Task instructions: Every record must be transcribed in its entirety, apart from the images, which are to be omitted.

Entries shown:
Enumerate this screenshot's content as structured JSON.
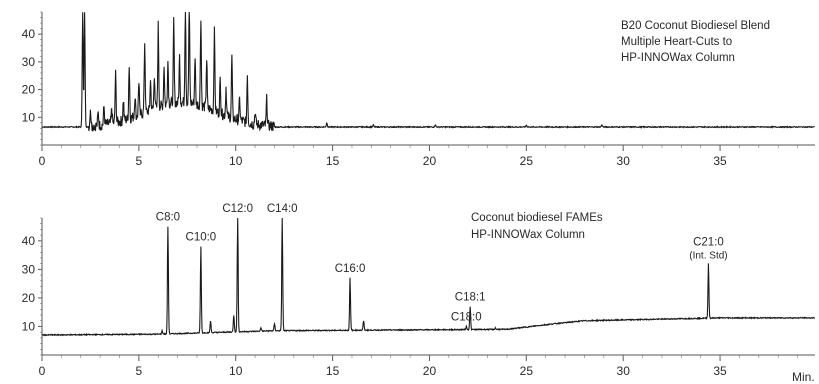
{
  "chart_data": [
    {
      "type": "line",
      "title": "",
      "annotation_lines": [
        "B20 Coconut Biodiesel Blend",
        "Multiple Heart-Cuts to",
        "HP-INNOWax Column"
      ],
      "xlabel": "",
      "ylabel": "",
      "xlim": [
        0,
        39.9
      ],
      "ylim": [
        0,
        48
      ],
      "x_ticks": [
        0,
        5,
        10,
        15,
        20,
        25,
        30,
        35
      ],
      "x_tick_labels": [
        "0",
        "5",
        "10",
        "15",
        "20",
        "25",
        "30",
        "35"
      ],
      "y_ticks": [
        10,
        20,
        30,
        40
      ],
      "y_tick_labels": [
        "10",
        "20",
        "30",
        "40"
      ],
      "grid": false,
      "legend": "none",
      "baseline": 6.5,
      "peaks": [
        {
          "x": 2.1,
          "y": 48
        },
        {
          "x": 2.2,
          "y": 48
        },
        {
          "x": 2.5,
          "y": 13
        },
        {
          "x": 2.9,
          "y": 11
        },
        {
          "x": 3.2,
          "y": 13
        },
        {
          "x": 3.6,
          "y": 12
        },
        {
          "x": 3.8,
          "y": 24
        },
        {
          "x": 4.2,
          "y": 14
        },
        {
          "x": 4.5,
          "y": 26
        },
        {
          "x": 4.8,
          "y": 14
        },
        {
          "x": 5.0,
          "y": 19
        },
        {
          "x": 5.3,
          "y": 32
        },
        {
          "x": 5.6,
          "y": 17
        },
        {
          "x": 5.8,
          "y": 19
        },
        {
          "x": 6.0,
          "y": 36
        },
        {
          "x": 6.3,
          "y": 21
        },
        {
          "x": 6.5,
          "y": 22
        },
        {
          "x": 6.8,
          "y": 36
        },
        {
          "x": 7.1,
          "y": 23
        },
        {
          "x": 7.4,
          "y": 42
        },
        {
          "x": 7.6,
          "y": 45
        },
        {
          "x": 7.9,
          "y": 24
        },
        {
          "x": 8.2,
          "y": 39
        },
        {
          "x": 8.5,
          "y": 24
        },
        {
          "x": 8.9,
          "y": 35
        },
        {
          "x": 9.2,
          "y": 19
        },
        {
          "x": 9.5,
          "y": 17
        },
        {
          "x": 9.8,
          "y": 29
        },
        {
          "x": 10.2,
          "y": 14
        },
        {
          "x": 10.6,
          "y": 24
        },
        {
          "x": 11.0,
          "y": 11
        },
        {
          "x": 11.6,
          "y": 16
        },
        {
          "x": 14.7,
          "y": 8
        },
        {
          "x": 17.1,
          "y": 7.2
        },
        {
          "x": 20.3,
          "y": 7.3
        },
        {
          "x": 25.0,
          "y": 7.2
        },
        {
          "x": 28.9,
          "y": 7.3
        }
      ]
    },
    {
      "type": "line",
      "title": "",
      "annotation_lines": [
        "Coconut biodiesel FAMEs",
        "HP-INNOWax Column"
      ],
      "xlabel": "Min.",
      "ylabel": "",
      "xlim": [
        0,
        39.9
      ],
      "ylim": [
        0,
        48
      ],
      "x_ticks": [
        0,
        5,
        10,
        15,
        20,
        25,
        30,
        35
      ],
      "x_tick_labels": [
        "0",
        "5",
        "10",
        "15",
        "20",
        "25",
        "30",
        "35"
      ],
      "y_ticks": [
        10,
        20,
        30,
        40
      ],
      "y_tick_labels": [
        "10",
        "20",
        "30",
        "40"
      ],
      "grid": false,
      "legend": "none",
      "baseline": 7,
      "baseline_steps": [
        {
          "x": 0,
          "y": 7
        },
        {
          "x": 6,
          "y": 7.3
        },
        {
          "x": 12,
          "y": 8.5
        },
        {
          "x": 24,
          "y": 9
        },
        {
          "x": 26.5,
          "y": 11
        },
        {
          "x": 28,
          "y": 12
        },
        {
          "x": 35,
          "y": 13
        },
        {
          "x": 39.9,
          "y": 13
        }
      ],
      "peaks": [
        {
          "x": 6.5,
          "y": 45,
          "label": "C8:0"
        },
        {
          "x": 8.2,
          "y": 38,
          "label": "C10:0"
        },
        {
          "x": 10.1,
          "y": 48,
          "label": "C12:0"
        },
        {
          "x": 12.4,
          "y": 48,
          "label": "C14:0"
        },
        {
          "x": 15.9,
          "y": 27,
          "label": "C16:0"
        },
        {
          "x": 21.9,
          "y": 10,
          "label": "C18:0"
        },
        {
          "x": 22.1,
          "y": 17,
          "label": "C18:1"
        },
        {
          "x": 34.4,
          "y": 32,
          "label": "C21:0",
          "sublabel": "(Int. Std)"
        },
        {
          "x": 6.2,
          "y": 8.5
        },
        {
          "x": 8.7,
          "y": 12
        },
        {
          "x": 9.9,
          "y": 14
        },
        {
          "x": 11.3,
          "y": 9.5
        },
        {
          "x": 12.0,
          "y": 11
        },
        {
          "x": 16.6,
          "y": 12
        },
        {
          "x": 20.0,
          "y": 8.8
        },
        {
          "x": 23.4,
          "y": 9.5
        },
        {
          "x": 31.5,
          "y": 12.5
        }
      ]
    }
  ]
}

The response:
Enumerate this screenshot's content as structured JSON.
{
  "chart_data": [
    {
      "type": "line",
      "title": "",
      "annotation_lines": [
        "B20 Coconut Biodiesel Blend",
        "Multiple Heart-Cuts to",
        "HP-INNOWax Column"
      ],
      "xlabel": "",
      "ylabel": "",
      "xlim": [
        0,
        39.9
      ],
      "ylim": [
        0,
        48
      ],
      "x_ticks": [
        0,
        5,
        10,
        15,
        20,
        25,
        30,
        35
      ],
      "x_tick_labels": [
        "0",
        "5",
        "10",
        "15",
        "20",
        "25",
        "30",
        "35"
      ],
      "y_ticks": [
        10,
        20,
        30,
        40
      ],
      "y_tick_labels": [
        "10",
        "20",
        "30",
        "40"
      ],
      "grid": false,
      "legend": "none",
      "baseline": 6.5,
      "peaks": [
        {
          "x": 2.1,
          "y": 48
        },
        {
          "x": 2.2,
          "y": 48
        },
        {
          "x": 2.5,
          "y": 13
        },
        {
          "x": 2.9,
          "y": 11
        },
        {
          "x": 3.2,
          "y": 13
        },
        {
          "x": 3.6,
          "y": 12
        },
        {
          "x": 3.8,
          "y": 24
        },
        {
          "x": 4.2,
          "y": 14
        },
        {
          "x": 4.5,
          "y": 26
        },
        {
          "x": 4.8,
          "y": 14
        },
        {
          "x": 5.0,
          "y": 19
        },
        {
          "x": 5.3,
          "y": 32
        },
        {
          "x": 5.6,
          "y": 17
        },
        {
          "x": 5.8,
          "y": 19
        },
        {
          "x": 6.0,
          "y": 36
        },
        {
          "x": 6.3,
          "y": 21
        },
        {
          "x": 6.5,
          "y": 22
        },
        {
          "x": 6.8,
          "y": 36
        },
        {
          "x": 7.1,
          "y": 23
        },
        {
          "x": 7.4,
          "y": 42
        },
        {
          "x": 7.6,
          "y": 45
        },
        {
          "x": 7.9,
          "y": 24
        },
        {
          "x": 8.2,
          "y": 39
        },
        {
          "x": 8.5,
          "y": 24
        },
        {
          "x": 8.9,
          "y": 35
        },
        {
          "x": 9.2,
          "y": 19
        },
        {
          "x": 9.5,
          "y": 17
        },
        {
          "x": 9.8,
          "y": 29
        },
        {
          "x": 10.2,
          "y": 14
        },
        {
          "x": 10.6,
          "y": 24
        },
        {
          "x": 11.0,
          "y": 11
        },
        {
          "x": 11.6,
          "y": 16
        },
        {
          "x": 14.7,
          "y": 8
        },
        {
          "x": 17.1,
          "y": 7.2
        },
        {
          "x": 20.3,
          "y": 7.3
        },
        {
          "x": 25.0,
          "y": 7.2
        },
        {
          "x": 28.9,
          "y": 7.3
        }
      ]
    },
    {
      "type": "line",
      "title": "",
      "annotation_lines": [
        "Coconut biodiesel FAMEs",
        "HP-INNOWax Column"
      ],
      "xlabel": "Min.",
      "ylabel": "",
      "xlim": [
        0,
        39.9
      ],
      "ylim": [
        0,
        48
      ],
      "x_ticks": [
        0,
        5,
        10,
        15,
        20,
        25,
        30,
        35
      ],
      "x_tick_labels": [
        "0",
        "5",
        "10",
        "15",
        "20",
        "25",
        "30",
        "35"
      ],
      "y_ticks": [
        10,
        20,
        30,
        40
      ],
      "y_tick_labels": [
        "10",
        "20",
        "30",
        "40"
      ],
      "grid": false,
      "legend": "none",
      "baseline": 7,
      "baseline_steps": [
        {
          "x": 0,
          "y": 7
        },
        {
          "x": 6,
          "y": 7.3
        },
        {
          "x": 12,
          "y": 8.5
        },
        {
          "x": 24,
          "y": 9
        },
        {
          "x": 26.5,
          "y": 11
        },
        {
          "x": 28,
          "y": 12
        },
        {
          "x": 35,
          "y": 13
        },
        {
          "x": 39.9,
          "y": 13
        }
      ],
      "peaks": [
        {
          "x": 6.5,
          "y": 45,
          "label": "C8:0"
        },
        {
          "x": 8.2,
          "y": 38,
          "label": "C10:0"
        },
        {
          "x": 10.1,
          "y": 48,
          "label": "C12:0"
        },
        {
          "x": 12.4,
          "y": 48,
          "label": "C14:0"
        },
        {
          "x": 15.9,
          "y": 27,
          "label": "C16:0"
        },
        {
          "x": 21.9,
          "y": 10,
          "label": "C18:0"
        },
        {
          "x": 22.1,
          "y": 17,
          "label": "C18:1"
        },
        {
          "x": 34.4,
          "y": 32,
          "label": "C21:0",
          "sublabel": "(Int. Std)"
        },
        {
          "x": 6.2,
          "y": 8.5
        },
        {
          "x": 8.7,
          "y": 12
        },
        {
          "x": 9.9,
          "y": 14
        },
        {
          "x": 11.3,
          "y": 9.5
        },
        {
          "x": 12.0,
          "y": 11
        },
        {
          "x": 16.6,
          "y": 12
        },
        {
          "x": 20.0,
          "y": 8.8
        },
        {
          "x": 23.4,
          "y": 9.5
        },
        {
          "x": 31.5,
          "y": 12.5
        }
      ]
    }
  ]
}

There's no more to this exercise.